Leave the pictures out and transcribe every record exactly.

-- start --

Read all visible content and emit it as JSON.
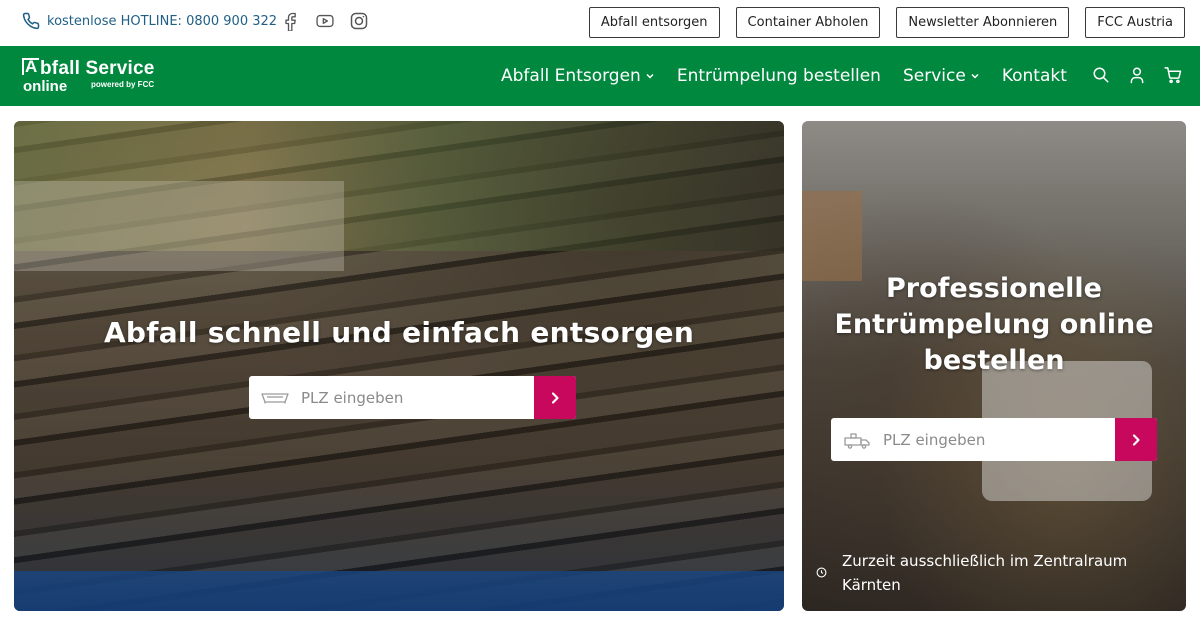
{
  "topbar": {
    "hotline": "kostenlose HOTLINE: 0800 900 322",
    "social_icons": [
      "facebook-icon",
      "youtube-icon",
      "instagram-icon"
    ],
    "buttons": [
      "Abfall entsorgen",
      "Container Abholen",
      "Newsletter Abonnieren",
      "FCC Austria"
    ]
  },
  "logo": {
    "line1_rest": "bfall Service",
    "line1_box_letter": "A",
    "line2": "online",
    "line3": "powered by FCC"
  },
  "nav": {
    "items": [
      {
        "label": "Abfall Entsorgen",
        "dropdown": true
      },
      {
        "label": "Entrümpelung bestellen",
        "dropdown": false
      },
      {
        "label": "Service",
        "dropdown": true
      },
      {
        "label": "Kontakt",
        "dropdown": false
      }
    ],
    "icons": [
      "search-icon",
      "user-icon",
      "cart-icon"
    ]
  },
  "hero_left": {
    "title": "Abfall schnell und einfach entsorgen",
    "placeholder": "PLZ eingeben"
  },
  "hero_right": {
    "title": "Professionelle Entrümpelung online bestellen",
    "placeholder": "PLZ eingeben",
    "notice": "Zurzeit ausschließlich im Zentralraum Kärnten"
  },
  "colors": {
    "brand_green": "#00883e",
    "accent_magenta": "#c8085c",
    "link_blue": "#1f5f86"
  }
}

-- end --

▸ **FINISHED ANSWER**:
Read all visible content and emit it as JSON.
{
  "topbar": {
    "hotline": "kostenlose HOTLINE: 0800 900 322",
    "social_icons": [
      "facebook-icon",
      "youtube-icon",
      "instagram-icon"
    ],
    "buttons": [
      "Abfall entsorgen",
      "Container Abholen",
      "Newsletter Abonnieren",
      "FCC Austria"
    ]
  },
  "logo": {
    "line1_rest": "bfall Service",
    "line1_box_letter": "A",
    "line2": "online",
    "line3": "powered by FCC"
  },
  "nav": {
    "items": [
      {
        "label": "Abfall Entsorgen",
        "dropdown": true
      },
      {
        "label": "Entrümpelung bestellen",
        "dropdown": false
      },
      {
        "label": "Service",
        "dropdown": true
      },
      {
        "label": "Kontakt",
        "dropdown": false
      }
    ],
    "icons": [
      "search-icon",
      "user-icon",
      "cart-icon"
    ]
  },
  "hero_left": {
    "title": "Abfall schnell und einfach entsorgen",
    "placeholder": "PLZ eingeben"
  },
  "hero_right": {
    "title": "Professionelle Entrümpelung online bestellen",
    "placeholder": "PLZ eingeben",
    "notice": "Zurzeit ausschließlich im Zentralraum Kärnten"
  },
  "colors": {
    "brand_green": "#00883e",
    "accent_magenta": "#c8085c",
    "link_blue": "#1f5f86"
  }
}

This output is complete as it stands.